START Dataset excerpts
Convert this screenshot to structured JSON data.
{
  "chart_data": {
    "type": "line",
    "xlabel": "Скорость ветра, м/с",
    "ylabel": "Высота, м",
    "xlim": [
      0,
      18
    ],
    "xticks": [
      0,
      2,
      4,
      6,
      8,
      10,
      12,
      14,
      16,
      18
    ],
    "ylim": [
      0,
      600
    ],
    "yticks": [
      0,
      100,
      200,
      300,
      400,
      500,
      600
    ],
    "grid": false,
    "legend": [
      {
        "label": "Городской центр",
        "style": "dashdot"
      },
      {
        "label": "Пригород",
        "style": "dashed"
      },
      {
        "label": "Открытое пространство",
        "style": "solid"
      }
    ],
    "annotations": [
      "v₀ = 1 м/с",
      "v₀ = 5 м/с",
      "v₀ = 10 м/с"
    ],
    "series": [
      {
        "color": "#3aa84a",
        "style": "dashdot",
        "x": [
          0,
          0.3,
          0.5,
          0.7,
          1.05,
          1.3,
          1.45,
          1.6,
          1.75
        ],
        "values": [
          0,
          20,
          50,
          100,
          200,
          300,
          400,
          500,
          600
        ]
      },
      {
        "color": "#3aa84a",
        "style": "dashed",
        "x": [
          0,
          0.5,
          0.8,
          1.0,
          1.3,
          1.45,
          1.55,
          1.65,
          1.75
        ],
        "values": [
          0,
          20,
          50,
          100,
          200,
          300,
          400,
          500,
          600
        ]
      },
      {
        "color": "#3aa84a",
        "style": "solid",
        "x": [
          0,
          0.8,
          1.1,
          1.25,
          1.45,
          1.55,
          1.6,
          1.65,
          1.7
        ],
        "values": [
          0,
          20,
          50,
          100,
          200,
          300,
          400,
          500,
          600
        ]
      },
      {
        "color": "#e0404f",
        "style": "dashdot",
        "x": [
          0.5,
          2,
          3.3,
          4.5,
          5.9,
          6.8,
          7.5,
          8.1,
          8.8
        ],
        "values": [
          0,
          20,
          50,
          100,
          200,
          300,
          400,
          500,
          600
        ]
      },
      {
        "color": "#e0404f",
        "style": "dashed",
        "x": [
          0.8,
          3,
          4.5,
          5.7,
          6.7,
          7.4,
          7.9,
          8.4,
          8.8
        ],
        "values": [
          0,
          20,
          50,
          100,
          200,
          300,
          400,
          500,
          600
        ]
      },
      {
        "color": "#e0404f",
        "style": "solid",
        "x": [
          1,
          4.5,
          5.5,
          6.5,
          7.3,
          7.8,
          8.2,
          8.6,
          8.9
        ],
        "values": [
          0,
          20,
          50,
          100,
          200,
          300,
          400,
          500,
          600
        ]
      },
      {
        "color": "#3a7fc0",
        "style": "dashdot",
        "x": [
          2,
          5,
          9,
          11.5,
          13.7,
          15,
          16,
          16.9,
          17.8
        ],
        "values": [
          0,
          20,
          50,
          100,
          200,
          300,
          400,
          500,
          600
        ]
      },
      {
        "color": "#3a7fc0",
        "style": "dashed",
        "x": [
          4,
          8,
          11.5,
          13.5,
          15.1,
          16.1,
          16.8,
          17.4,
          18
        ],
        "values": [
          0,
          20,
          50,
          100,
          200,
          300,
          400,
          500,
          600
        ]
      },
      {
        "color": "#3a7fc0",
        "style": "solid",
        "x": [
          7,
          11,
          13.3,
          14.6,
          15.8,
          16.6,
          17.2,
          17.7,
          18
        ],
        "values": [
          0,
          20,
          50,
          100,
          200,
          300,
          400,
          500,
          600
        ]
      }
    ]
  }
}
END Dataset excerpts
Each line of the listing should be copied exactly.

# In response
Convert this screenshot to structured JSON data.
{
  "chart_data": {
    "type": "line",
    "xlabel": "Скорость ветра, м/с",
    "ylabel": "Высота, м",
    "xlim": [
      0,
      18
    ],
    "xticks": [
      0,
      2,
      4,
      6,
      8,
      10,
      12,
      14,
      16,
      18
    ],
    "ylim": [
      0,
      600
    ],
    "yticks": [
      0,
      100,
      200,
      300,
      400,
      500,
      600
    ],
    "grid": false,
    "legend": [
      {
        "label": "Городской центр",
        "style": "dashdot"
      },
      {
        "label": "Пригород",
        "style": "dashed"
      },
      {
        "label": "Открытое пространство",
        "style": "solid"
      }
    ],
    "annotations": [
      "v₀ = 1 м/с",
      "v₀ = 5 м/с",
      "v₀ = 10 м/с"
    ],
    "series": [
      {
        "color": "#3aa84a",
        "style": "dashdot",
        "x": [
          0,
          0.3,
          0.5,
          0.7,
          1.05,
          1.3,
          1.45,
          1.6,
          1.75
        ],
        "values": [
          0,
          20,
          50,
          100,
          200,
          300,
          400,
          500,
          600
        ]
      },
      {
        "color": "#3aa84a",
        "style": "dashed",
        "x": [
          0,
          0.5,
          0.8,
          1.0,
          1.3,
          1.45,
          1.55,
          1.65,
          1.75
        ],
        "values": [
          0,
          20,
          50,
          100,
          200,
          300,
          400,
          500,
          600
        ]
      },
      {
        "color": "#3aa84a",
        "style": "solid",
        "x": [
          0,
          0.8,
          1.1,
          1.25,
          1.45,
          1.55,
          1.6,
          1.65,
          1.7
        ],
        "values": [
          0,
          20,
          50,
          100,
          200,
          300,
          400,
          500,
          600
        ]
      },
      {
        "color": "#e0404f",
        "style": "dashdot",
        "x": [
          0.5,
          2,
          3.3,
          4.5,
          5.9,
          6.8,
          7.5,
          8.1,
          8.8
        ],
        "values": [
          0,
          20,
          50,
          100,
          200,
          300,
          400,
          500,
          600
        ]
      },
      {
        "color": "#e0404f",
        "style": "dashed",
        "x": [
          0.8,
          3,
          4.5,
          5.7,
          6.7,
          7.4,
          7.9,
          8.4,
          8.8
        ],
        "values": [
          0,
          20,
          50,
          100,
          200,
          300,
          400,
          500,
          600
        ]
      },
      {
        "color": "#e0404f",
        "style": "solid",
        "x": [
          1,
          4.5,
          5.5,
          6.5,
          7.3,
          7.8,
          8.2,
          8.6,
          8.9
        ],
        "values": [
          0,
          20,
          50,
          100,
          200,
          300,
          400,
          500,
          600
        ]
      },
      {
        "color": "#3a7fc0",
        "style": "dashdot",
        "x": [
          2,
          5,
          9,
          11.5,
          13.7,
          15,
          16,
          16.9,
          17.8
        ],
        "values": [
          0,
          20,
          50,
          100,
          200,
          300,
          400,
          500,
          600
        ]
      },
      {
        "color": "#3a7fc0",
        "style": "dashed",
        "x": [
          4,
          8,
          11.5,
          13.5,
          15.1,
          16.1,
          16.8,
          17.4,
          18
        ],
        "values": [
          0,
          20,
          50,
          100,
          200,
          300,
          400,
          500,
          600
        ]
      },
      {
        "color": "#3a7fc0",
        "style": "solid",
        "x": [
          7,
          11,
          13.3,
          14.6,
          15.8,
          16.6,
          17.2,
          17.7,
          18
        ],
        "values": [
          0,
          20,
          50,
          100,
          200,
          300,
          400,
          500,
          600
        ]
      }
    ]
  }
}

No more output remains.